Only the lines holding the string "value" are needed. Copy each one.

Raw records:
+++

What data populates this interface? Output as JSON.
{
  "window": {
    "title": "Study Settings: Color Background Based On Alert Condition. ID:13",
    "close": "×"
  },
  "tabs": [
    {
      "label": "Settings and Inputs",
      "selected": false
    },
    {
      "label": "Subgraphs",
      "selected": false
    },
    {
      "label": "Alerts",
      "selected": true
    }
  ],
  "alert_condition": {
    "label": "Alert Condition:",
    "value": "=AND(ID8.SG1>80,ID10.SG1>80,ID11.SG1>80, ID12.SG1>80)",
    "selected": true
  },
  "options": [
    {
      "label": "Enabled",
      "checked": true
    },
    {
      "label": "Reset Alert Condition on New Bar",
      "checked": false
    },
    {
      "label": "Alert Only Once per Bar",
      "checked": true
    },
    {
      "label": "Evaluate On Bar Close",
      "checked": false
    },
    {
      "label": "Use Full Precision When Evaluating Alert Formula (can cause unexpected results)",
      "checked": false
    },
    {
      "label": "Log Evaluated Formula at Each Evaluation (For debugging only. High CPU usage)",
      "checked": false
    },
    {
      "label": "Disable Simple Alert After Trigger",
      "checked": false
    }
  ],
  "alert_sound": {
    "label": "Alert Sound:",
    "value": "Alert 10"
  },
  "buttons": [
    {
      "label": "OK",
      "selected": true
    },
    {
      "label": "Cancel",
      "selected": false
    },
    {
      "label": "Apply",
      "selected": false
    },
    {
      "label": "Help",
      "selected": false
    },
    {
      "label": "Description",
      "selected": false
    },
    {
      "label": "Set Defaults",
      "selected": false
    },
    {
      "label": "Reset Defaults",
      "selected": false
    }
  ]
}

+++

### Response
    "value": "=AND(ID8.SG1>80,ID10.SG1>80,ID11.SG1>80, ID12.SG1>80)",
    "value": "Alert 10"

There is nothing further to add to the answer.